_TEXT SECTION_
>> Begin
The making of this book was built on the love, entrepreneurial creativity and limitless confidence of Eric Koester, Founder, Creator Institute and Professor of Practice, Georgetown University’s McDonough School of Business; this book’s healing purpose was developed and strengthened by the subtle and lyrical hands of Whitney Elaine Jones, Editor, Creator Institute; the central anchor and mainstay to all new creative authors, Brian Bies, Head of Publishing, New Degree Press; the magic guidance of Kristy Carter, Editor, New Degree Press; and everyone at New Degree Press who are hard at work hatching writers and original books.
With gratitude to Tom Weirich, an unwavering brother and fellow journeyman, this book began almost overnight when he brought me and the Creator Institute together, sheltered me, believed in me, and never once told me to be quiet as I strove to find voice for the stories in the book that essentially say: our hearts are ready for a change. We have been dutiful and done work to be proud of, but it’s what inside that counts; may we now walk lighter and in freedom.
>> End
_TASK DIRECTIONS_
Copy the acknowledgments from the words "The making of" through "and original books.", swapping in "Senior Editor" wherever "Editor" appears. You won't need the listing that comes next.

_ENTRIES_
>> Begin
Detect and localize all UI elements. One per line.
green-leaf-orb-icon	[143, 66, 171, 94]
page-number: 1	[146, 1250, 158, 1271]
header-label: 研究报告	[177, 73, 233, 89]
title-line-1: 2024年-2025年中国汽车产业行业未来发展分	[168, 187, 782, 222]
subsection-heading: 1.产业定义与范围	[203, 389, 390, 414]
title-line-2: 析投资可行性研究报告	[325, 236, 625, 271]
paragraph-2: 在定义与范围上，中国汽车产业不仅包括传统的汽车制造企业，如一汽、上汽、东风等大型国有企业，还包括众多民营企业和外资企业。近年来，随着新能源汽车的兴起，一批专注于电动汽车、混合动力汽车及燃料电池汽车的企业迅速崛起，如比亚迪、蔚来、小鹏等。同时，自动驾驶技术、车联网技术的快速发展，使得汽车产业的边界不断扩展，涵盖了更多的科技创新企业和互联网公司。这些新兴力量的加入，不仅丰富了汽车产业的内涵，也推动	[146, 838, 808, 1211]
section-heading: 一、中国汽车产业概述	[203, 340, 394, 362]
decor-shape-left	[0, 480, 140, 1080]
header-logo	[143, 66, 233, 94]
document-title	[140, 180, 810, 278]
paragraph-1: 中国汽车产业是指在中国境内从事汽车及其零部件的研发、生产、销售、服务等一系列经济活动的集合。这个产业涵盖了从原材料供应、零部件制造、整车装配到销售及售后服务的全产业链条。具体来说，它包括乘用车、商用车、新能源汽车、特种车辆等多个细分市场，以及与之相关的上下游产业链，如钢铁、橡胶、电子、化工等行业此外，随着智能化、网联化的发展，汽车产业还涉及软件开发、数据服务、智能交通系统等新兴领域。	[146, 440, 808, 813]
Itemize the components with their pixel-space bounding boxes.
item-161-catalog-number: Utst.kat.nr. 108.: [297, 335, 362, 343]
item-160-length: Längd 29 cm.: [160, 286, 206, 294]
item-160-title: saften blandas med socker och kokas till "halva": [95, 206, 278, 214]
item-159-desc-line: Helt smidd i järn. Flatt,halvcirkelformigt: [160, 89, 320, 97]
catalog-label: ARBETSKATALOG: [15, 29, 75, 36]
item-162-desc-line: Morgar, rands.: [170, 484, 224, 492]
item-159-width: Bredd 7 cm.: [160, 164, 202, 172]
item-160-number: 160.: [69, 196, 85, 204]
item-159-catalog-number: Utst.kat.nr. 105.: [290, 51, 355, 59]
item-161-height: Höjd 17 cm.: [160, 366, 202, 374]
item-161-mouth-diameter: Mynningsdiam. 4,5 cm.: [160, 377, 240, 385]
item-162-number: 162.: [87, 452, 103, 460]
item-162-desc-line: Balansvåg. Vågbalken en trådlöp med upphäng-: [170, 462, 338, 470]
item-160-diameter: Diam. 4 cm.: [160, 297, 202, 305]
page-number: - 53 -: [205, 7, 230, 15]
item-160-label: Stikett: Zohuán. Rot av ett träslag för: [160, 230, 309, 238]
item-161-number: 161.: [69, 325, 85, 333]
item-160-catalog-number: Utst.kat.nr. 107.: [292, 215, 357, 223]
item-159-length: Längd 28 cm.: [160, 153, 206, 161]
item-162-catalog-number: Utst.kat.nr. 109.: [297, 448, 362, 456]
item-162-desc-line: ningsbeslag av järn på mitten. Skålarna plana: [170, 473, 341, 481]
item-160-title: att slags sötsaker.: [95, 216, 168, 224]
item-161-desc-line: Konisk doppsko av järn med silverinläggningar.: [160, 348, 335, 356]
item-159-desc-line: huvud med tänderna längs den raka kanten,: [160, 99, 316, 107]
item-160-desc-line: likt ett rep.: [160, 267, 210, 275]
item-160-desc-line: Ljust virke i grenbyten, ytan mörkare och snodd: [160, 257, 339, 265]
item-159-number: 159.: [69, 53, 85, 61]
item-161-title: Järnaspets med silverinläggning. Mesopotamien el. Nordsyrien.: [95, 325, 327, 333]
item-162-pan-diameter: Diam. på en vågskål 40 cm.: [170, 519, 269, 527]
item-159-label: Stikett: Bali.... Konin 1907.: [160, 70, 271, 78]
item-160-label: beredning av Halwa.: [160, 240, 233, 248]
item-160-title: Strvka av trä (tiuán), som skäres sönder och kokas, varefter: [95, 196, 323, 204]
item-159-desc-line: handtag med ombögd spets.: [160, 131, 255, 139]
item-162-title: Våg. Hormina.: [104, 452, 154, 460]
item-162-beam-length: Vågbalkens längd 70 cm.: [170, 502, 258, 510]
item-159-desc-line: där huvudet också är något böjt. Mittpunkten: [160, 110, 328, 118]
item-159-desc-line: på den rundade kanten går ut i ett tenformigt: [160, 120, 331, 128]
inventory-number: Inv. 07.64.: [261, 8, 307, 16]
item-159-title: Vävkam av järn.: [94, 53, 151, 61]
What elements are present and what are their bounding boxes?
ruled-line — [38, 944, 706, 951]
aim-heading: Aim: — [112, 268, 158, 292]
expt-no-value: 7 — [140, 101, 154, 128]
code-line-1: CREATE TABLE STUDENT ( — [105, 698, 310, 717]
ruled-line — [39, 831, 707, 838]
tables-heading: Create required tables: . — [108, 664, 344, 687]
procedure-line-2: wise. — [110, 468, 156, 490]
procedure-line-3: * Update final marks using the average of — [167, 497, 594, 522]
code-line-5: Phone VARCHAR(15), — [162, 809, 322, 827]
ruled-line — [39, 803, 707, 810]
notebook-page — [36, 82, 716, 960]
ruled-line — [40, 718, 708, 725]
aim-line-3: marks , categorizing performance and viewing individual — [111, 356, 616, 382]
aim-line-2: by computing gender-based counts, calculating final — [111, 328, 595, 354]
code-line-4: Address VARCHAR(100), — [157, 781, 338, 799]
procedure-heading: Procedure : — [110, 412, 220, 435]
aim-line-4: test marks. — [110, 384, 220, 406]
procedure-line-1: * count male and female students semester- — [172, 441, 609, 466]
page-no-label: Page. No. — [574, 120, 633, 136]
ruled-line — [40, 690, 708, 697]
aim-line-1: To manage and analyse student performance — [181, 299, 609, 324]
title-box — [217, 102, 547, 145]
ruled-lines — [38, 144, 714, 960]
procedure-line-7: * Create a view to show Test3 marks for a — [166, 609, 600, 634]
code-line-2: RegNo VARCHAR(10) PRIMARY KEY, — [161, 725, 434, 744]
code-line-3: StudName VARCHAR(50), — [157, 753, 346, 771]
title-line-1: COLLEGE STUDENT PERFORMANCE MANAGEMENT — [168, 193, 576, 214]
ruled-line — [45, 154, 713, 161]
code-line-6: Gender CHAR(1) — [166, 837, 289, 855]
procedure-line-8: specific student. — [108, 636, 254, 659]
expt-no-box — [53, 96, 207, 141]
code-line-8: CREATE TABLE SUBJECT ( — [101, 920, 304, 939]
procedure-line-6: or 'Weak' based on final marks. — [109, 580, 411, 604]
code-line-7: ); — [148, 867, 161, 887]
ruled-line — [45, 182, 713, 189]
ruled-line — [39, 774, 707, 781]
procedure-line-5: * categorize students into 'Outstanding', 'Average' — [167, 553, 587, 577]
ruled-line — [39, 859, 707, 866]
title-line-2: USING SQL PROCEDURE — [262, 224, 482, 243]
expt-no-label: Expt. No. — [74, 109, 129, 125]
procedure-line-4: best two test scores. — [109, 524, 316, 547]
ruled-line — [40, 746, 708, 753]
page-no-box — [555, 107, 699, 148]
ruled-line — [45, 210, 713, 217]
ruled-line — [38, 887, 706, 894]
>> End
_SOLUTION_
The making of this book was built on the love, entrepreneurial creativity and limitless confidence of Eric Koester, Founder, Creator Institute and Professor of Practice, Georgetown University’s McDonough School of Business; this book’s healing purpose was developed and strengthened by the subtle and lyrical hands of Whitney Elaine Jones, Senior Editor, Creator Institute; the central anchor and mainstay to all new creative authors, Brian Bies, Head of Publishing, New Degree Press; the magic guidance of Kristy Carter, Senior Editor, New Degree Press; and everyone at New Degree Press who are hard at work hatching writers and original books.